- Stated goal:
Repeat each entry in full, exactly.

- Raw records:
+ + +
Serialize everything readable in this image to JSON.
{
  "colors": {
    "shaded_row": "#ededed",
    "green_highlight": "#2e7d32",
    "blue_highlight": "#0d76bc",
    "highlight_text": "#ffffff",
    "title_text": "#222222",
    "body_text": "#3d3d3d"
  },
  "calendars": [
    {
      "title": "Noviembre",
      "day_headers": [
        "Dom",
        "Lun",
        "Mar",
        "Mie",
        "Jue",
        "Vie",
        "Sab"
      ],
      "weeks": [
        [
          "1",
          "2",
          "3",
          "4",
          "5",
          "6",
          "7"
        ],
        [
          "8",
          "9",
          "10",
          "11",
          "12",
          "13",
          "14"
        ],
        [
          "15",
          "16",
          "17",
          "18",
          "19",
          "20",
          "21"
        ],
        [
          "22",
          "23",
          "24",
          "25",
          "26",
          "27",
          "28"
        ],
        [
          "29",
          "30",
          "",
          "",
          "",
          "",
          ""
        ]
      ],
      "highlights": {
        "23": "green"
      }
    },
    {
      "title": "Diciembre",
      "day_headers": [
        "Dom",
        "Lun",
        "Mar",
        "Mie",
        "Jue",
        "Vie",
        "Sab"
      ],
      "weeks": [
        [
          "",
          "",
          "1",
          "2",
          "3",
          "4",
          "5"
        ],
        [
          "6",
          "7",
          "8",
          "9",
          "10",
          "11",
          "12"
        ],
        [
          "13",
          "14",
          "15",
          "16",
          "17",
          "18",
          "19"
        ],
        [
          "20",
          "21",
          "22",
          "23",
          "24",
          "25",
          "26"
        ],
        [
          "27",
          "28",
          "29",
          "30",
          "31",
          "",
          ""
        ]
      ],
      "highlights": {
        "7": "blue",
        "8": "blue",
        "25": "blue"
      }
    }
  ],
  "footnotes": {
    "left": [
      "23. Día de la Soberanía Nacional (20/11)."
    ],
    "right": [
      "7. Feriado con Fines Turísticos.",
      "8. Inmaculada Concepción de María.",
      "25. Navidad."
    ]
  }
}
+ + +
- Task result:
Serialize everything readable in this image to JSON.
{
  "colors": {
    "shaded_row": "#ededed",
    "green_highlight": "#2e7d32",
    "blue_highlight": "#0d76bc",
    "highlight_text": "#ffffff",
    "title_text": "#222222",
    "body_text": "#3d3d3d"
  },
  "calendars": [
    {
      "title": "Noviembre",
      "day_headers": [
        "Dom",
        "Lun",
        "Mar",
        "Mie",
        "Jue",
        "Vie",
        "Sab"
      ],
      "weeks": [
        [
          "1",
          "2",
          "3",
          "4",
          "5",
          "6",
          "7"
        ],
        [
          "8",
          "9",
          "10",
          "11",
          "12",
          "13",
          "14"
        ],
        [
          "15",
          "16",
          "17",
          "18",
          "19",
          "20",
          "21"
        ],
        [
          "22",
          "23",
          "24",
          "25",
          "26",
          "27",
          "28"
        ],
        [
          "29",
          "30",
          "",
          "",
          "",
          "",
          ""
        ]
      ],
      "highlights": {
        "23": "green"
      }
    },
    {
      "title": "Diciembre",
      "day_headers": [
        "Dom",
        "Lun",
        "Mar",
        "Mie",
        "Jue",
        "Vie",
        "Sab"
      ],
      "weeks": [
        [
          "",
          "",
          "1",
          "2",
          "3",
          "4",
          "5"
        ],
        [
          "6",
          "7",
          "8",
          "9",
          "10",
          "11",
          "12"
        ],
        [
          "13",
          "14",
          "15",
          "16",
          "17",
          "18",
          "19"
        ],
        [
          "20",
          "21",
          "22",
          "23",
          "24",
          "25",
          "26"
        ],
        [
          "27",
          "28",
          "29",
          "30",
          "31",
          "",
          ""
        ]
      ],
      "highlights": {
        "7": "blue",
        "8": "blue",
        "25": "blue"
      }
    }
  ],
  "footnotes": {
    "left": [
      "23. Día de la Soberanía Nacional (20/11)."
    ],
    "right": [
      "7. Feriado con Fines Turísticos.",
      "8. Inmaculada Concepción de María.",
      "25. Navidad."
    ]
  }
}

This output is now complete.